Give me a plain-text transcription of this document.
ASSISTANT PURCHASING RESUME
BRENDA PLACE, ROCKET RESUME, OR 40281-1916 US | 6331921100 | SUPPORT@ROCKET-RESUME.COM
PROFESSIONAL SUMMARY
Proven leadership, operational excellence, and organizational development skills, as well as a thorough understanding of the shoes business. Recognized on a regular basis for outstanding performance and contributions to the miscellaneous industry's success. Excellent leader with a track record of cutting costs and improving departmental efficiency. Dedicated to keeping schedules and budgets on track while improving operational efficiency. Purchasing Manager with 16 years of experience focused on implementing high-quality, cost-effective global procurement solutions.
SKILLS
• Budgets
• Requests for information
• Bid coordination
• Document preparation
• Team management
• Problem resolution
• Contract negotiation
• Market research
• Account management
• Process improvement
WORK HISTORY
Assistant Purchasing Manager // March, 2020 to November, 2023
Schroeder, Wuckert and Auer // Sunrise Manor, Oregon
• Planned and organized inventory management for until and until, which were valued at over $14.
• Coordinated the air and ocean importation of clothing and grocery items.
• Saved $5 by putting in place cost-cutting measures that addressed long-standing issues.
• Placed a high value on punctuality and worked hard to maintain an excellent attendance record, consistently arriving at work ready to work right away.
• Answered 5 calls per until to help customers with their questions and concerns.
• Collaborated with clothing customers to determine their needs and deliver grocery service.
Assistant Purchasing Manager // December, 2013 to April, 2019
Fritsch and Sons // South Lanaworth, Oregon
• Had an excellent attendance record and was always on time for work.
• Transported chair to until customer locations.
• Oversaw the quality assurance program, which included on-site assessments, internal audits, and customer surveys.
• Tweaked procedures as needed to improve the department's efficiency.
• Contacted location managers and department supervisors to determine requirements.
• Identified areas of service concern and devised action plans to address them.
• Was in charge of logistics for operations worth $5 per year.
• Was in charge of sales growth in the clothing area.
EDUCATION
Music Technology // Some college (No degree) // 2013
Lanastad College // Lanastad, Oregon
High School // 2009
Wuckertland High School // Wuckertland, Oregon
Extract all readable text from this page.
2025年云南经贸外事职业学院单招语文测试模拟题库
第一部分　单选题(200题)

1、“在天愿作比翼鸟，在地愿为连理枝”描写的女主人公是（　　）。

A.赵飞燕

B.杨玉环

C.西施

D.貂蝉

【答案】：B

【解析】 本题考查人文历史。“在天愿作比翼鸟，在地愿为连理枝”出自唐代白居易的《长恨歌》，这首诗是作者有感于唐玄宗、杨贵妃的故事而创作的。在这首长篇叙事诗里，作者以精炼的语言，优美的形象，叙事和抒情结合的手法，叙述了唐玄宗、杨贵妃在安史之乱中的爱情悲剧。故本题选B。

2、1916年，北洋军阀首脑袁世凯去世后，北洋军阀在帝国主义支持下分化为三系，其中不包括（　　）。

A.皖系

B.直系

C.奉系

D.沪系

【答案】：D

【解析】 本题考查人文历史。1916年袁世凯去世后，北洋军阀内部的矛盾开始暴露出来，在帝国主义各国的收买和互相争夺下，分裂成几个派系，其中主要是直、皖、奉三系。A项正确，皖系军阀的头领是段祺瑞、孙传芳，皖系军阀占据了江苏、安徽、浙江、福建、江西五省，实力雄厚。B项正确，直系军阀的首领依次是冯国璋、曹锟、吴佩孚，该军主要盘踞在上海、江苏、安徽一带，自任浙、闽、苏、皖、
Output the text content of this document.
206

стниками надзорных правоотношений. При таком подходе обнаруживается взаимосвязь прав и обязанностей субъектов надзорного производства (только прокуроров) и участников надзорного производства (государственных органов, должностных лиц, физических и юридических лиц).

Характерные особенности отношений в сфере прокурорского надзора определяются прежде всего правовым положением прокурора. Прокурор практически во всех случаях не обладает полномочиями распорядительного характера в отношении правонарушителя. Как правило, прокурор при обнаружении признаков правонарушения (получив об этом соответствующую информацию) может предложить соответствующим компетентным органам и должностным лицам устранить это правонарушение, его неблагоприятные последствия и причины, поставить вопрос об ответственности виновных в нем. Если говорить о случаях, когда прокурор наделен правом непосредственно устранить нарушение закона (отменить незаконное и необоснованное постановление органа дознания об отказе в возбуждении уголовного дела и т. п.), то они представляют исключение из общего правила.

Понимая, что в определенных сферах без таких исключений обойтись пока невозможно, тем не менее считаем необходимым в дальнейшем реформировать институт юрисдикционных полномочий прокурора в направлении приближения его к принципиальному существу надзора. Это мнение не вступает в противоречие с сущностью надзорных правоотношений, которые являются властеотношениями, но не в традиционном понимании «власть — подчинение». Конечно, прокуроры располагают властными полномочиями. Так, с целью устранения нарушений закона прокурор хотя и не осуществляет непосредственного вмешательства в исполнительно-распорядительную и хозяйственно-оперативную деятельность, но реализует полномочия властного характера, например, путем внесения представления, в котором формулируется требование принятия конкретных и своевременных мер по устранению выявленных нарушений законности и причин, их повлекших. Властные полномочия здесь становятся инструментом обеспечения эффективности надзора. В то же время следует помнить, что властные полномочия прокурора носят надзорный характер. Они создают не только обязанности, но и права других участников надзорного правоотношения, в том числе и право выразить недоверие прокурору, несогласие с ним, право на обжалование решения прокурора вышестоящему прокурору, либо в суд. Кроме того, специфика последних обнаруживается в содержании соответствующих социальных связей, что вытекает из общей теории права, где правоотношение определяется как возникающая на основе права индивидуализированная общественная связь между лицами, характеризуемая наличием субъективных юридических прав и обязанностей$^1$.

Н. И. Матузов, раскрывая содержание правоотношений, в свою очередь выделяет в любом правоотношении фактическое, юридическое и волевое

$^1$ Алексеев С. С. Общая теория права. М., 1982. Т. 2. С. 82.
**********
◆ WHAT YOU ARE ASKED TO DO: Restate all of the entries above precisely.

◆ ANSWER FOR THIS EXERCISE:
Give me a plain-text transcription of this document.
ASSISTANT PURCHASING RESUME
BRENDA PLACE, ROCKET RESUME, OR 40281-1916 US | 6331921100 | SUPPORT@ROCKET-RESUME.COM
PROFESSIONAL SUMMARY
Proven leadership, operational excellence, and organizational development skills, as well as a thorough understanding of the shoes business. Recognized on a regular basis for outstanding performance and contributions to the miscellaneous industry's success. Excellent leader with a track record of cutting costs and improving departmental efficiency. Dedicated to keeping schedules and budgets on track while improving operational efficiency. Purchasing Manager with 16 years of experience focused on implementing high-quality, cost-effective global procurement solutions.
SKILLS
• Budgets
• Requests for information
• Bid coordination
• Document preparation
• Team management
• Problem resolution
• Contract negotiation
• Market research
• Account management
• Process improvement
WORK HISTORY
Assistant Purchasing Manager // March, 2020 to November, 2023
Schroeder, Wuckert and Auer // Sunrise Manor, Oregon
• Planned and organized inventory management for until and until, which were valued at over $14.
• Coordinated the air and ocean importation of clothing and grocery items.
• Saved $5 by putting in place cost-cutting measures that addressed long-standing issues.
• Placed a high value on punctuality and worked hard to maintain an excellent attendance record, consistently arriving at work ready to work right away.
• Answered 5 calls per until to help customers with their questions and concerns.
• Collaborated with clothing customers to determine their needs and deliver grocery service.
Assistant Purchasing Manager // December, 2013 to April, 2019
Fritsch and Sons // South Lanaworth, Oregon
• Had an excellent attendance record and was always on time for work.
• Transported chair to until customer locations.
• Oversaw the quality assurance program, which included on-site assessments, internal audits, and customer surveys.
• Tweaked procedures as needed to improve the department's efficiency.
• Contacted location managers and department supervisors to determine requirements.
• Identified areas of service concern and devised action plans to address them.
• Was in charge of logistics for operations worth $5 per year.
• Was in charge of sales growth in the clothing area.
EDUCATION
Music Technology // Some college (No degree) // 2013
Lanastad College // Lanastad, Oregon
High School // 2009
Wuckertland High School // Wuckertland, Oregon
Extract all readable text from this page.
2025年云南经贸外事职业学院单招语文测试模拟题库
第一部分　单选题(200题)

1、“在天愿作比翼鸟，在地愿为连理枝”描写的女主人公是（　　）。

A.赵飞燕

B.杨玉环

C.西施

D.貂蝉

【答案】：B

【解析】 本题考查人文历史。“在天愿作比翼鸟，在地愿为连理枝”出自唐代白居易的《长恨歌》，这首诗是作者有感于唐玄宗、杨贵妃的故事而创作的。在这首长篇叙事诗里，作者以精炼的语言，优美的形象，叙事和抒情结合的手法，叙述了唐玄宗、杨贵妃在安史之乱中的爱情悲剧。故本题选B。

2、1916年，北洋军阀首脑袁世凯去世后，北洋军阀在帝国主义支持下分化为三系，其中不包括（　　）。

A.皖系

B.直系

C.奉系

D.沪系

【答案】：D

【解析】 本题考查人文历史。1916年袁世凯去世后，北洋军阀内部的矛盾开始暴露出来，在帝国主义各国的收买和互相争夺下，分裂成几个派系，其中主要是直、皖、奉三系。A项正确，皖系军阀的头领是段祺瑞、孙传芳，皖系军阀占据了江苏、安徽、浙江、福建、江西五省，实力雄厚。B项正确，直系军阀的首领依次是冯国璋、曹锟、吴佩孚，该军主要盘踞在上海、江苏、安徽一带，自任浙、闽、苏、皖、
Output the text content of this document.
206

стниками надзорных правоотношений. При таком подходе обнаруживается взаимосвязь прав и обязанностей субъектов надзорного производства (только прокуроров) и участников надзорного производства (государственных органов, должностных лиц, физических и юридических лиц).

Характерные особенности отношений в сфере прокурорского надзора определяются прежде всего правовым положением прокурора. Прокурор практически во всех случаях не обладает полномочиями распорядительного характера в отношении правонарушителя. Как правило, прокурор при обнаружении признаков правонарушения (получив об этом соответствующую информацию) может предложить соответствующим компетентным органам и должностным лицам устранить это правонарушение, его неблагоприятные последствия и причины, поставить вопрос об ответственности виновных в нем. Если говорить о случаях, когда прокурор наделен правом непосредственно устранить нарушение закона (отменить незаконное и необоснованное постановление органа дознания об отказе в возбуждении уголовного дела и т. п.), то они представляют исключение из общего правила.

Понимая, что в определенных сферах без таких исключений обойтись пока невозможно, тем не менее считаем необходимым в дальнейшем реформировать институт юрисдикционных полномочий прокурора в направлении приближения его к принципиальному существу надзора. Это мнение не вступает в противоречие с сущностью надзорных правоотношений, которые являются властеотношениями, но не в традиционном понимании «власть — подчинение». Конечно, прокуроры располагают властными полномочиями. Так, с целью устранения нарушений закона прокурор хотя и не осуществляет непосредственного вмешательства в исполнительно-распорядительную и хозяйственно-оперативную деятельность, но реализует полномочия властного характера, например, путем внесения представления, в котором формулируется требование принятия конкретных и своевременных мер по устранению выявленных нарушений законности и причин, их повлекших. Властные полномочия здесь становятся инструментом обеспечения эффективности надзора. В то же время следует помнить, что властные полномочия прокурора носят надзорный характер. Они создают не только обязанности, но и права других участников надзорного правоотношения, в том числе и право выразить недоверие прокурору, несогласие с ним, право на обжалование решения прокурора вышестоящему прокурору, либо в суд. Кроме того, специфика последних обнаруживается в содержании соответствующих социальных связей, что вытекает из общей теории права, где правоотношение определяется как возникающая на основе права индивидуализированная общественная связь между лицами, характеризуемая наличием субъективных юридических прав и обязанностей$^1$.

Н. И. Матузов, раскрывая содержание правоотношений, в свою очередь выделяет в любом правоотношении фактическое, юридическое и волевое

$^1$ Алексеев С. С. Общая теория права. М., 1982. Т. 2. С. 82.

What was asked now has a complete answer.